* What needs to be done: Each line that holds the word "定价要想两全" is to be identified and copied.

Data excerpts
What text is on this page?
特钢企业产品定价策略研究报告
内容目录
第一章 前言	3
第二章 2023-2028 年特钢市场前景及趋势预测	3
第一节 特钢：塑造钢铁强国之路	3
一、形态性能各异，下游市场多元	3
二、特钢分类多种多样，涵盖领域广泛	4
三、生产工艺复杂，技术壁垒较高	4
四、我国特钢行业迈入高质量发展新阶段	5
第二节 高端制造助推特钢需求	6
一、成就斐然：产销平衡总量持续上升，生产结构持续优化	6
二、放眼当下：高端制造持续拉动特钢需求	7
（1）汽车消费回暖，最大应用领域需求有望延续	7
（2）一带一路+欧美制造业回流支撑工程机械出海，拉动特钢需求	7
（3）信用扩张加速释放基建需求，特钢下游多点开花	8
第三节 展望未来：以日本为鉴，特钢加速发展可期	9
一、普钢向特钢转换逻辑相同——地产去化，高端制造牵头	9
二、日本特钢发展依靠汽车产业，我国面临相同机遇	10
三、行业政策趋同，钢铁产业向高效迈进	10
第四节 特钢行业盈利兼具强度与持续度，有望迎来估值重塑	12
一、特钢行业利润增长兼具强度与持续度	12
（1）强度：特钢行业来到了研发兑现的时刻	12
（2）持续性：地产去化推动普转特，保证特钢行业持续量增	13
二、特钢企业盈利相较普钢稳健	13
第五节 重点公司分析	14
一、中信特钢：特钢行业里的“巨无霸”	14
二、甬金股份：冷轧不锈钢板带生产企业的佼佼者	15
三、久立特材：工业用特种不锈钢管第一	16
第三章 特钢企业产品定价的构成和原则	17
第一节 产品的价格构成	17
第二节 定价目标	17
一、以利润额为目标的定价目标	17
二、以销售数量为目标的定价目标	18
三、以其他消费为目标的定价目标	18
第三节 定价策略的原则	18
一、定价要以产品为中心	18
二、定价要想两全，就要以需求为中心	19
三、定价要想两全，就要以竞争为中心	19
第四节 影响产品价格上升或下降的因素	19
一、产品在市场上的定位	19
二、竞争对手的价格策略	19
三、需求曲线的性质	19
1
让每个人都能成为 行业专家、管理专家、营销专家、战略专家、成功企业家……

* Exercise output:
二、定价要想两全，就要以需求为中心	19
三、定价要想两全，就要以竞争为中心	19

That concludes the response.